SOURCE DATA:
"""
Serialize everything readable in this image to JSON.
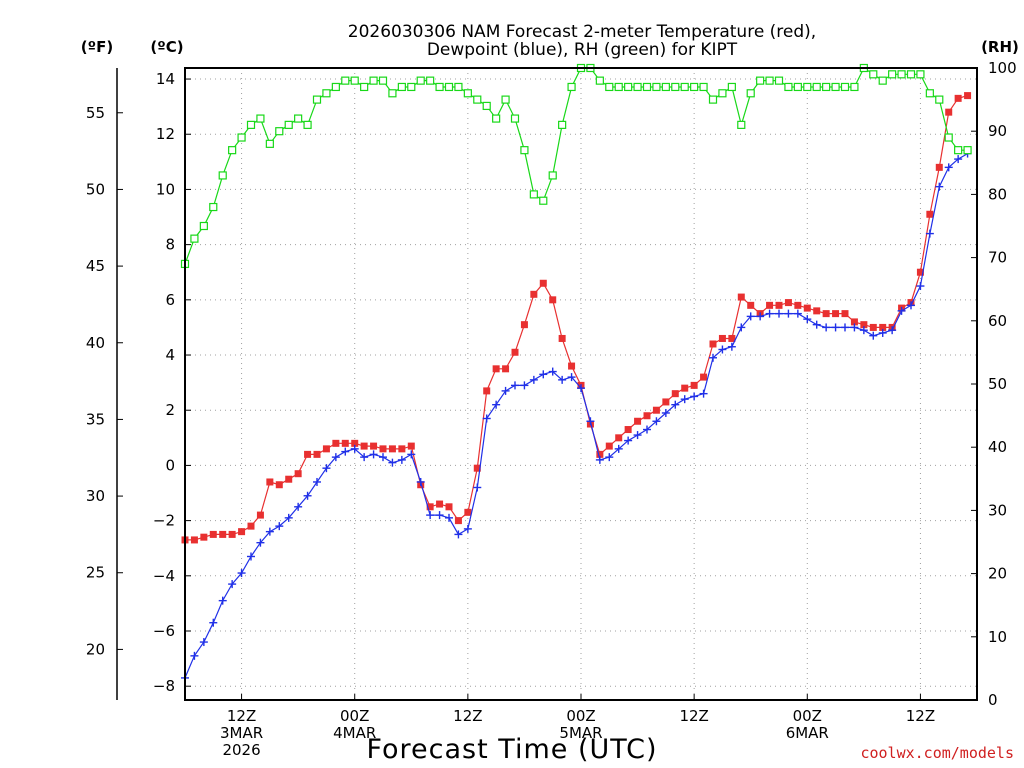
{
  "chart_data": {
    "type": "line",
    "title_line1": "2026030306 NAM Forecast 2-meter Temperature (red),",
    "title_line2": "Dewpoint (blue), RH (green) for KIPT",
    "y_left_outer_unit": "(ºF)",
    "y_left_inner_unit": "(ºC)",
    "y_right_unit": "(RH)",
    "xlabel": "Forecast Time (UTC)",
    "credit": "coolwx.com/models",
    "celsius_range": [
      -8.5,
      14.4
    ],
    "rh_range": [
      0,
      100
    ],
    "forecast_hour_range": [
      0,
      84
    ],
    "celsius_ticks": [
      "14",
      "12",
      "10",
      "8",
      "6",
      "4",
      "2",
      "0",
      "−2",
      "−4",
      "−6",
      "−8"
    ],
    "celsius_tick_values": [
      14,
      12,
      10,
      8,
      6,
      4,
      2,
      0,
      -2,
      -4,
      -6,
      -8
    ],
    "fahrenheit_ticks": [
      "55",
      "50",
      "45",
      "40",
      "35",
      "30",
      "25",
      "20"
    ],
    "fahrenheit_tick_values": [
      55,
      50,
      45,
      40,
      35,
      30,
      25,
      20
    ],
    "rh_ticks": [
      "100",
      "90",
      "80",
      "70",
      "60",
      "50",
      "40",
      "30",
      "20",
      "10",
      "0"
    ],
    "rh_tick_values": [
      100,
      90,
      80,
      70,
      60,
      50,
      40,
      30,
      20,
      10,
      0
    ],
    "x_ticks": [
      {
        "hour": 6,
        "lines": [
          "12Z",
          "3MAR",
          "2026"
        ]
      },
      {
        "hour": 18,
        "lines": [
          "00Z",
          "4MAR"
        ]
      },
      {
        "hour": 30,
        "lines": [
          "12Z"
        ]
      },
      {
        "hour": 42,
        "lines": [
          "00Z",
          "5MAR"
        ]
      },
      {
        "hour": 54,
        "lines": [
          "12Z"
        ]
      },
      {
        "hour": 66,
        "lines": [
          "00Z",
          "6MAR"
        ]
      },
      {
        "hour": 78,
        "lines": [
          "12Z"
        ]
      }
    ],
    "series": [
      {
        "name": "Temperature",
        "unit": "C",
        "color": "#e83030",
        "marker": "filled-square",
        "values": [
          -2.7,
          -2.7,
          -2.6,
          -2.5,
          -2.5,
          -2.5,
          -2.4,
          -2.2,
          -1.8,
          -0.6,
          -0.7,
          -0.5,
          -0.3,
          0.4,
          0.4,
          0.6,
          0.8,
          0.8,
          0.8,
          0.7,
          0.7,
          0.6,
          0.6,
          0.6,
          0.7,
          -0.7,
          -1.5,
          -1.4,
          -1.5,
          -2.0,
          -1.7,
          -0.1,
          2.7,
          3.5,
          3.5,
          4.1,
          5.1,
          6.2,
          6.6,
          6.0,
          4.6,
          3.6,
          2.9,
          1.5,
          0.4,
          0.7,
          1.0,
          1.3,
          1.6,
          1.8,
          2.0,
          2.3,
          2.6,
          2.8,
          2.9,
          3.2,
          4.4,
          4.6,
          4.6,
          6.1,
          5.8,
          5.5,
          5.8,
          5.8,
          5.9,
          5.8,
          5.7,
          5.6,
          5.5,
          5.5,
          5.5,
          5.2,
          5.1,
          5.0,
          5.0,
          5.0,
          5.7,
          5.9,
          7.0,
          9.1,
          10.8,
          12.8,
          13.3,
          13.4
        ]
      },
      {
        "name": "Dewpoint",
        "unit": "C",
        "color": "#2030e8",
        "marker": "plus",
        "values": [
          -7.7,
          -6.9,
          -6.4,
          -5.7,
          -4.9,
          -4.3,
          -3.9,
          -3.3,
          -2.8,
          -2.4,
          -2.2,
          -1.9,
          -1.5,
          -1.1,
          -0.6,
          -0.1,
          0.3,
          0.5,
          0.6,
          0.3,
          0.4,
          0.3,
          0.1,
          0.2,
          0.4,
          -0.6,
          -1.8,
          -1.8,
          -1.9,
          -2.5,
          -2.3,
          -0.8,
          1.7,
          2.2,
          2.7,
          2.9,
          2.9,
          3.1,
          3.3,
          3.4,
          3.1,
          3.2,
          2.8,
          1.6,
          0.2,
          0.3,
          0.6,
          0.9,
          1.1,
          1.3,
          1.6,
          1.9,
          2.2,
          2.4,
          2.5,
          2.6,
          3.9,
          4.2,
          4.3,
          5.0,
          5.4,
          5.4,
          5.5,
          5.5,
          5.5,
          5.5,
          5.3,
          5.1,
          5.0,
          5.0,
          5.0,
          5.0,
          4.9,
          4.7,
          4.8,
          4.9,
          5.6,
          5.8,
          6.5,
          8.4,
          10.1,
          10.8,
          11.1,
          11.3
        ]
      },
      {
        "name": "RH",
        "unit": "%",
        "color": "#18d818",
        "marker": "open-square",
        "values": [
          69,
          73,
          75,
          78,
          83,
          87,
          89,
          91,
          92,
          88,
          90,
          91,
          92,
          91,
          95,
          96,
          97,
          98,
          98,
          97,
          98,
          98,
          96,
          97,
          97,
          98,
          98,
          97,
          97,
          97,
          96,
          95,
          94,
          92,
          95,
          92,
          87,
          80,
          79,
          83,
          91,
          97,
          100,
          100,
          98,
          97,
          97,
          97,
          97,
          97,
          97,
          97,
          97,
          97,
          97,
          97,
          95,
          96,
          97,
          91,
          96,
          98,
          98,
          98,
          97,
          97,
          97,
          97,
          97,
          97,
          97,
          97,
          100,
          99,
          98,
          99,
          99,
          99,
          99,
          96,
          95,
          89,
          87,
          87
        ]
      }
    ]
  }
}
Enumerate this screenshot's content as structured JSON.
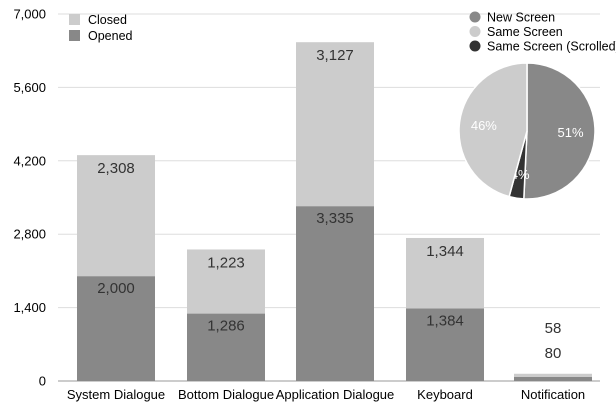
{
  "chart_data": [
    {
      "type": "bar",
      "stacked": true,
      "categories": [
        "System Dialogue",
        "Bottom Dialogue",
        "Application Dialogue",
        "Keyboard",
        "Notification"
      ],
      "series": [
        {
          "name": "Opened",
          "color": "#888888",
          "values": [
            2000,
            1286,
            3335,
            1384,
            80
          ]
        },
        {
          "name": "Closed",
          "color": "#cccccc",
          "values": [
            2308,
            1223,
            3127,
            1344,
            58
          ]
        }
      ],
      "data_labels": {
        "opened": [
          "2,000",
          "1,286",
          "3,335",
          "1,384",
          "80"
        ],
        "closed": [
          "2,308",
          "1,223",
          "3,127",
          "1,344",
          "58"
        ]
      },
      "yticks": [
        {
          "value": 0,
          "label": "0"
        },
        {
          "value": 1400,
          "label": "1,400"
        },
        {
          "value": 2800,
          "label": "2,800"
        },
        {
          "value": 4200,
          "label": "4,200"
        },
        {
          "value": 5600,
          "label": "5,600"
        },
        {
          "value": 7000,
          "label": "7,000"
        }
      ],
      "ylim": [
        0,
        7000
      ],
      "grid": true,
      "legend_position": "top-left",
      "legend_order": [
        "Closed",
        "Opened"
      ]
    },
    {
      "type": "pie",
      "slices": [
        {
          "name": "New Screen",
          "value": 51,
          "label": "51%",
          "color": "#888888"
        },
        {
          "name": "Same Screen (Scrolled)",
          "value": 3.5,
          "label": "4%",
          "color": "#333333"
        },
        {
          "name": "Same Screen",
          "value": 46,
          "label": "46%",
          "color": "#cccccc"
        }
      ],
      "legend_position": "top-right",
      "legend_order": [
        "New Screen",
        "Same Screen",
        "Same Screen (Scrolled)"
      ]
    }
  ]
}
"""
AIM: Count the lines in the entries that hold the word "this", and give nothing but the total.

IN RESPONSE: 2